Given passage:

When it comes to technology, there is no doubt that driver assistance systems offer great potential for either completely preventing accidents, such as those most commonly caused by driver errors, or at the very least minimizing their consequences. And as a survey commissioned by DEKRA has shown, senior citizens in particular are very open-mined when it comes to the use of electronic assistants. More details on this can be found in the Technology chapter of this report. Of course, it is important to note that it will take a long time for vehicles with assistance systems to achieve a high level of market penetration.
To help illustrate this point, if a new assistance system were to be installed in all newly registered cars in the EU with immediate effect, it would take more than eleven years until half of the cars on the road were fitted with this system. However, since there are also many years of evaluation and legislation processes between a system becoming ready for launch on the market and its installation becoming a legal requirement, it is likely to take around 20 years before half of all car drivers have any such system in their vehicles.
This means that, if we want to improve road safety as quickly as possible, especially for senior citizens, in order to help them retain their mobility for as long as possible, measures pertaining to physical infrastructure and the vehicles themselves can only be a secondary priority. Our main focus – as demonstrated in the following chapters of this report – must be on the human factor. At the same time, however, measures that will have a long-term impact must not be put off indefinitely.

Requirements:
Answer these questions using the passage on driver assistance systems:
(a) In which chapter of the report can more details on the DEKRA survey be found?
(b) About how long is it likely to take before half of all car drivers have such a system in their vehicles?
(c) On what must the main focus be?

Information provided:
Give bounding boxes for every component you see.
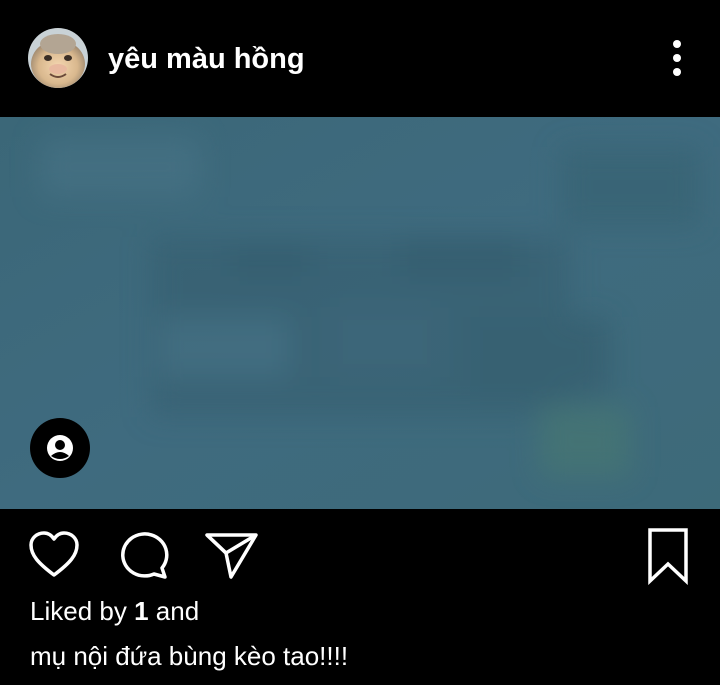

Task response:
(a) The Technology chapter.
(b) Around 20 years.
(c) The human factor.